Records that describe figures
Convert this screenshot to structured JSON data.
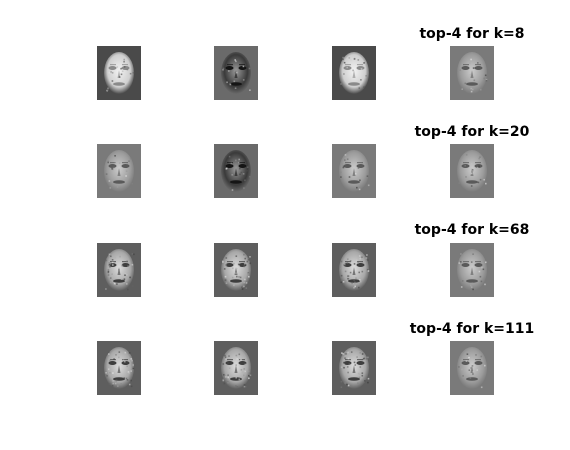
{
  "rows": [
    {
      "title": "top-4 for k=8",
      "tones": [
        "light",
        "dark",
        "light",
        "mid"
      ]
    },
    {
      "title": "top-4 for k=20",
      "tones": [
        "mid",
        "dark",
        "mid",
        "mid"
      ]
    },
    {
      "title": "top-4 for k=68",
      "tones": [
        "detail",
        "detail",
        "detail",
        "mid"
      ]
    },
    {
      "title": "top-4 for k=111",
      "tones": [
        "detail",
        "detail",
        "detail",
        "mid"
      ]
    }
  ]
}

DIRECTION:
Strip out the pictures and quote the remaining data word for word.

PROBLEM SOLUTION:
Convert this screenshot to structured JSON data.
{
  "rows": [
    {
      "title": "top-4 for k=8",
      "tones": [
        "light",
        "dark",
        "light",
        "mid"
      ]
    },
    {
      "title": "top-4 for k=20",
      "tones": [
        "mid",
        "dark",
        "mid",
        "mid"
      ]
    },
    {
      "title": "top-4 for k=68",
      "tones": [
        "detail",
        "detail",
        "detail",
        "mid"
      ]
    },
    {
      "title": "top-4 for k=111",
      "tones": [
        "detail",
        "detail",
        "detail",
        "mid"
      ]
    }
  ]
}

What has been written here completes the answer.